Transcribe the records below exactly as they appear, omitting any pictures.
+++ INPUT RECORDS
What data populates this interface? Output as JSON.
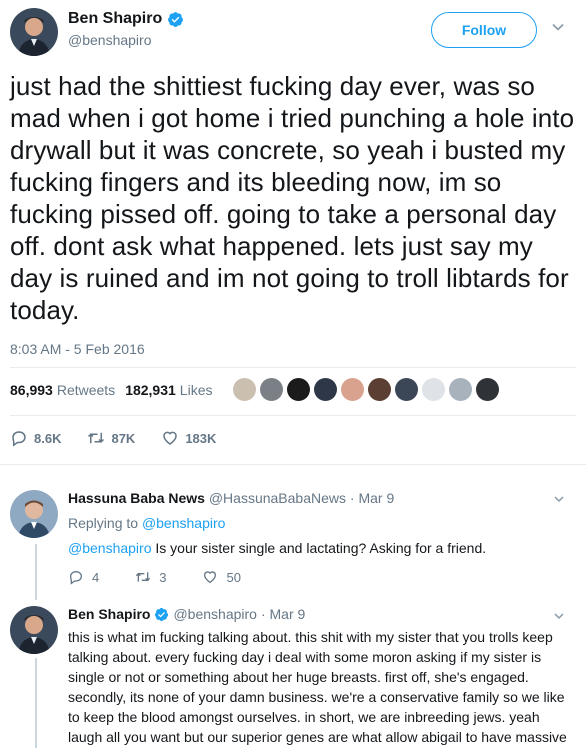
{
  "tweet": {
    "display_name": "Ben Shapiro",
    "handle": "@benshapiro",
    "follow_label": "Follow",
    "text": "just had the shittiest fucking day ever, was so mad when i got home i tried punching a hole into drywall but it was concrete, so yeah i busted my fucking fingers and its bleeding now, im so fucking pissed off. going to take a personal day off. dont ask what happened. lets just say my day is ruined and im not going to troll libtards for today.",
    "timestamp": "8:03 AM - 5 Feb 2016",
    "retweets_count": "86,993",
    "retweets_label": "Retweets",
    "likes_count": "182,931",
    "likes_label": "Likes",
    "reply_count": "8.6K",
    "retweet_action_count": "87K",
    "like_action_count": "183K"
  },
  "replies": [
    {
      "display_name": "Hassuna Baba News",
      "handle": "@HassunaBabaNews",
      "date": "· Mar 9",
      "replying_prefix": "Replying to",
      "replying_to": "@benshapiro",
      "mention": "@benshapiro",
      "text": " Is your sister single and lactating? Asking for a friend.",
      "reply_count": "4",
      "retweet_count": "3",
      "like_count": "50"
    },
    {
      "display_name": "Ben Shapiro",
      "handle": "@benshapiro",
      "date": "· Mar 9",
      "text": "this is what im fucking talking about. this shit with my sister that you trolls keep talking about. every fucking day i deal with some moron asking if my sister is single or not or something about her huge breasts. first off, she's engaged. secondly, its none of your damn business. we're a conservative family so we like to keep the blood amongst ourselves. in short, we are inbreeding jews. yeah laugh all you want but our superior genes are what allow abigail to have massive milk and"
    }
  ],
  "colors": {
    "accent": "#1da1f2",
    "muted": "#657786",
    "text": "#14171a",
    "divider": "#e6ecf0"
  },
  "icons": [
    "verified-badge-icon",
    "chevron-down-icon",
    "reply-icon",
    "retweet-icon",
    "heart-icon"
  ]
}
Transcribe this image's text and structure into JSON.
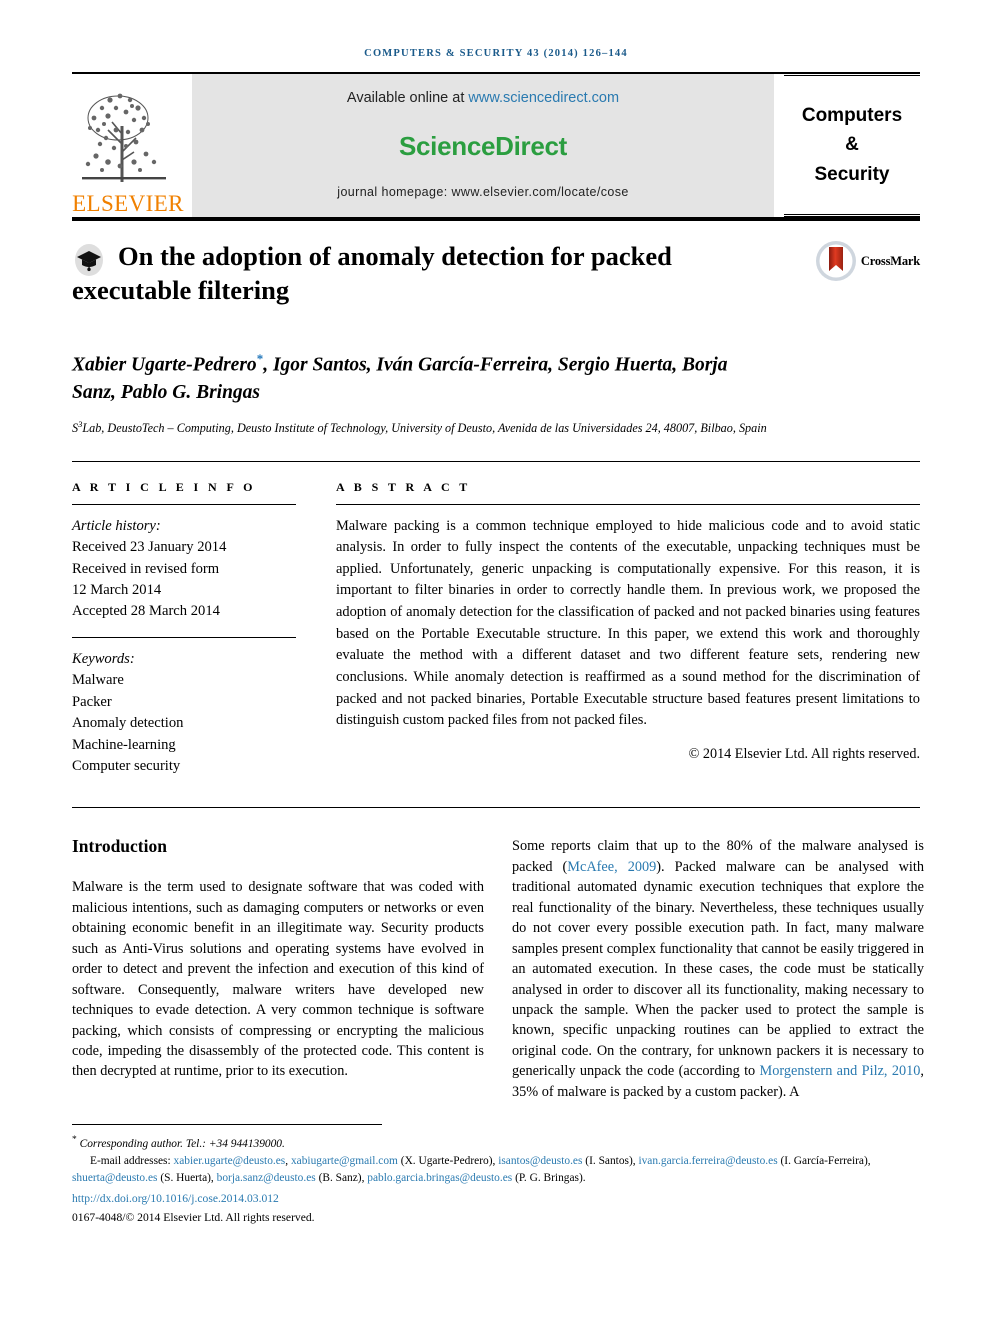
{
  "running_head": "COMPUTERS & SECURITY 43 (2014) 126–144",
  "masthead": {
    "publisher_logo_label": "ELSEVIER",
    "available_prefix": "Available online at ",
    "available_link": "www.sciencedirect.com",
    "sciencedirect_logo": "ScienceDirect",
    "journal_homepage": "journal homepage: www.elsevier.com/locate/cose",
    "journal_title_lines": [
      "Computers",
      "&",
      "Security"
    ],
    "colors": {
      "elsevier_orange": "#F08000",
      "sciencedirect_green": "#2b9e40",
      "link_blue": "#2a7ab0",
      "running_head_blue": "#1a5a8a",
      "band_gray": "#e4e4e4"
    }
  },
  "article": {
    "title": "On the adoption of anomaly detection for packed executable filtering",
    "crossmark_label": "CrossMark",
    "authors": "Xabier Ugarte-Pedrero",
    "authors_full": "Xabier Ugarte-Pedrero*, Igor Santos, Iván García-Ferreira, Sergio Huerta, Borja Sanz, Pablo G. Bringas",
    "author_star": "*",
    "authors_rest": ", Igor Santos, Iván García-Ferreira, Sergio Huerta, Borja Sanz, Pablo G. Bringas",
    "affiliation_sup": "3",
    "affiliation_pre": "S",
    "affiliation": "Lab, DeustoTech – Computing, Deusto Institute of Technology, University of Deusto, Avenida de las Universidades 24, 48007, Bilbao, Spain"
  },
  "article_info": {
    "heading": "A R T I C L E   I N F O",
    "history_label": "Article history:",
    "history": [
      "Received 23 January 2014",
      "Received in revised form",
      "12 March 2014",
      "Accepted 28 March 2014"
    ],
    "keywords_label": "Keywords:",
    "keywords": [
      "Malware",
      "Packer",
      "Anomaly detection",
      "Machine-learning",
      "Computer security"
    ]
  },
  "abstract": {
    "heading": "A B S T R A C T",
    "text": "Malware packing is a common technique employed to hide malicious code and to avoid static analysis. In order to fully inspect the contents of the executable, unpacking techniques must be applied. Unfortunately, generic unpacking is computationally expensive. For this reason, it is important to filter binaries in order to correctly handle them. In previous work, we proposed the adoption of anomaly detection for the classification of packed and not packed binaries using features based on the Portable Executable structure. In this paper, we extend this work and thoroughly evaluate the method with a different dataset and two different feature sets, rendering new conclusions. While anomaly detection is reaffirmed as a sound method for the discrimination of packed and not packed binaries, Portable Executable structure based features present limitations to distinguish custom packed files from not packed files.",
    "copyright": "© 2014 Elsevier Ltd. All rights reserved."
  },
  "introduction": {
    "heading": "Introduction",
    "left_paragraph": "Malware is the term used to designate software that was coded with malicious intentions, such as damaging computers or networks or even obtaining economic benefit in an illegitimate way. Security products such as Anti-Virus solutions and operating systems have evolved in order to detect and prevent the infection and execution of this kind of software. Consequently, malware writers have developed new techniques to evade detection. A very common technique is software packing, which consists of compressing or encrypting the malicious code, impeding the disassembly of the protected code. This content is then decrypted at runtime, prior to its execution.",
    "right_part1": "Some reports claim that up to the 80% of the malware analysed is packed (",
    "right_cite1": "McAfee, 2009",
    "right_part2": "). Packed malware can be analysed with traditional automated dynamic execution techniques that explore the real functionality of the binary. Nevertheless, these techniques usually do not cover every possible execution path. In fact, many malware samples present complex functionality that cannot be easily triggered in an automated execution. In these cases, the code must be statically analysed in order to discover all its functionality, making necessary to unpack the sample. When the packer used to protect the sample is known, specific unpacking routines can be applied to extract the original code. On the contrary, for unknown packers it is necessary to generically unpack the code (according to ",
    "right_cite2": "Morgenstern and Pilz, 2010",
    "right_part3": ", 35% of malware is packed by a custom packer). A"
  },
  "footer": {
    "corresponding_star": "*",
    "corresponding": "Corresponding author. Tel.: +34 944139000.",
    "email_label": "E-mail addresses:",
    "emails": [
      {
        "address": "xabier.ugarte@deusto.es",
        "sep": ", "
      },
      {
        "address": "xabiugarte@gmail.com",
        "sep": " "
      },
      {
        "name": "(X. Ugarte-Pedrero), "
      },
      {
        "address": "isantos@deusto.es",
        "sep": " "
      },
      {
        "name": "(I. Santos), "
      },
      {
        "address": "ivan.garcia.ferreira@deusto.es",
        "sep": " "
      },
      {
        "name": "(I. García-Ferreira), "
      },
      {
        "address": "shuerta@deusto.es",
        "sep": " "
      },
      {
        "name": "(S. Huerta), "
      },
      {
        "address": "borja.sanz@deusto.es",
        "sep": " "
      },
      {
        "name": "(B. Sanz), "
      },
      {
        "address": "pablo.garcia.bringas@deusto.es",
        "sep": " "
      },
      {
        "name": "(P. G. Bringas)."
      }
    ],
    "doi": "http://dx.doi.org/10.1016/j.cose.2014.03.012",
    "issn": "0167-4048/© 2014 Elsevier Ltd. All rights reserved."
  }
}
++++++
# WORKED SOLUTION
What data populates this interface? Output as JSON.
{
  "tweet": {
    "display_name": "Ben Shapiro",
    "handle": "@benshapiro",
    "follow_label": "Follow",
    "text": "just had the shittiest fucking day ever, was so mad when i got home i tried punching a hole into drywall but it was concrete, so yeah i busted my fucking fingers and its bleeding now, im so fucking pissed off. going to take a personal day off. dont ask what happened. lets just say my day is ruined and im not going to troll libtards for today.",
    "timestamp": "8:03 AM - 5 Feb 2016",
    "retweets_count": "86,993",
    "retweets_label": "Retweets",
    "likes_count": "182,931",
    "likes_label": "Likes",
    "reply_count": "8.6K",
    "retweet_action_count": "87K",
    "like_action_count": "183K"
  },
  "replies": [
    {
      "display_name": "Hassuna Baba News",
      "handle": "@HassunaBabaNews",
      "date": "· Mar 9",
      "replying_prefix": "Replying to",
      "replying_to": "@benshapiro",
      "mention": "@benshapiro",
      "text": " Is your sister single and lactating? Asking for a friend.",
      "reply_count": "4",
      "retweet_count": "3",
      "like_count": "50"
    },
    {
      "display_name": "Ben Shapiro",
      "handle": "@benshapiro",
      "date": "· Mar 9",
      "text": "this is what im fucking talking about. this shit with my sister that you trolls keep talking about. every fucking day i deal with some moron asking if my sister is single or not or something about her huge breasts. first off, she's engaged. secondly, its none of your damn business. we're a conservative family so we like to keep the blood amongst ourselves. in short, we are inbreeding jews. yeah laugh all you want but our superior genes are what allow abigail to have massive milk and"
    }
  ],
  "colors": {
    "accent": "#1da1f2",
    "muted": "#657786",
    "text": "#14171a",
    "divider": "#e6ecf0"
  },
  "icons": [
    "verified-badge-icon",
    "chevron-down-icon",
    "reply-icon",
    "retweet-icon",
    "heart-icon"
  ]
}
Transcribe this image's text and structure into JSON.
{
  "running_head": "COMPUTERS & SECURITY 43 (2014) 126–144",
  "masthead": {
    "publisher_logo_label": "ELSEVIER",
    "available_prefix": "Available online at ",
    "available_link": "www.sciencedirect.com",
    "sciencedirect_logo": "ScienceDirect",
    "journal_homepage": "journal homepage: www.elsevier.com/locate/cose",
    "journal_title_lines": [
      "Computers",
      "&",
      "Security"
    ],
    "colors": {
      "elsevier_orange": "#F08000",
      "sciencedirect_green": "#2b9e40",
      "link_blue": "#2a7ab0",
      "running_head_blue": "#1a5a8a",
      "band_gray": "#e4e4e4"
    }
  },
  "article": {
    "title": "On the adoption of anomaly detection for packed executable filtering",
    "crossmark_label": "CrossMark",
    "authors": "Xabier Ugarte-Pedrero",
    "authors_full": "Xabier Ugarte-Pedrero*, Igor Santos, Iván García-Ferreira, Sergio Huerta, Borja Sanz, Pablo G. Bringas",
    "author_star": "*",
    "authors_rest": ", Igor Santos, Iván García-Ferreira, Sergio Huerta, Borja Sanz, Pablo G. Bringas",
    "affiliation_sup": "3",
    "affiliation_pre": "S",
    "affiliation": "Lab, DeustoTech – Computing, Deusto Institute of Technology, University of Deusto, Avenida de las Universidades 24, 48007, Bilbao, Spain"
  },
  "article_info": {
    "heading": "A R T I C L E   I N F O",
    "history_label": "Article history:",
    "history": [
      "Received 23 January 2014",
      "Received in revised form",
      "12 March 2014",
      "Accepted 28 March 2014"
    ],
    "keywords_label": "Keywords:",
    "keywords": [
      "Malware",
      "Packer",
      "Anomaly detection",
      "Machine-learning",
      "Computer security"
    ]
  },
  "abstract": {
    "heading": "A B S T R A C T",
    "text": "Malware packing is a common technique employed to hide malicious code and to avoid static analysis. In order to fully inspect the contents of the executable, unpacking techniques must be applied. Unfortunately, generic unpacking is computationally expensive. For this reason, it is important to filter binaries in order to correctly handle them. In previous work, we proposed the adoption of anomaly detection for the classification of packed and not packed binaries using features based on the Portable Executable structure. In this paper, we extend this work and thoroughly evaluate the method with a different dataset and two different feature sets, rendering new conclusions. While anomaly detection is reaffirmed as a sound method for the discrimination of packed and not packed binaries, Portable Executable structure based features present limitations to distinguish custom packed files from not packed files.",
    "copyright": "© 2014 Elsevier Ltd. All rights reserved."
  },
  "introduction": {
    "heading": "Introduction",
    "left_paragraph": "Malware is the term used to designate software that was coded with malicious intentions, such as damaging computers or networks or even obtaining economic benefit in an illegitimate way. Security products such as Anti-Virus solutions and operating systems have evolved in order to detect and prevent the infection and execution of this kind of software. Consequently, malware writers have developed new techniques to evade detection. A very common technique is software packing, which consists of compressing or encrypting the malicious code, impeding the disassembly of the protected code. This content is then decrypted at runtime, prior to its execution.",
    "right_part1": "Some reports claim that up to the 80% of the malware analysed is packed (",
    "right_cite1": "McAfee, 2009",
    "right_part2": "). Packed malware can be analysed with traditional automated dynamic execution techniques that explore the real functionality of the binary. Nevertheless, these techniques usually do not cover every possible execution path. In fact, many malware samples present complex functionality that cannot be easily triggered in an automated execution. In these cases, the code must be statically analysed in order to discover all its functionality, making necessary to unpack the sample. When the packer used to protect the sample is known, specific unpacking routines can be applied to extract the original code. On the contrary, for unknown packers it is necessary to generically unpack the code (according to ",
    "right_cite2": "Morgenstern and Pilz, 2010",
    "right_part3": ", 35% of malware is packed by a custom packer). A"
  },
  "footer": {
    "corresponding_star": "*",
    "corresponding": "Corresponding author. Tel.: +34 944139000.",
    "email_label": "E-mail addresses:",
    "emails": [
      {
        "address": "xabier.ugarte@deusto.es",
        "sep": ", "
      },
      {
        "address": "xabiugarte@gmail.com",
        "sep": " "
      },
      {
        "name": "(X. Ugarte-Pedrero), "
      },
      {
        "address": "isantos@deusto.es",
        "sep": " "
      },
      {
        "name": "(I. Santos), "
      },
      {
        "address": "ivan.garcia.ferreira@deusto.es",
        "sep": " "
      },
      {
        "name": "(I. García-Ferreira), "
      },
      {
        "address": "shuerta@deusto.es",
        "sep": " "
      },
      {
        "name": "(S. Huerta), "
      },
      {
        "address": "borja.sanz@deusto.es",
        "sep": " "
      },
      {
        "name": "(B. Sanz), "
      },
      {
        "address": "pablo.garcia.bringas@deusto.es",
        "sep": " "
      },
      {
        "name": "(P. G. Bringas)."
      }
    ],
    "doi": "http://dx.doi.org/10.1016/j.cose.2014.03.012",
    "issn": "0167-4048/© 2014 Elsevier Ltd. All rights reserved."
  }
}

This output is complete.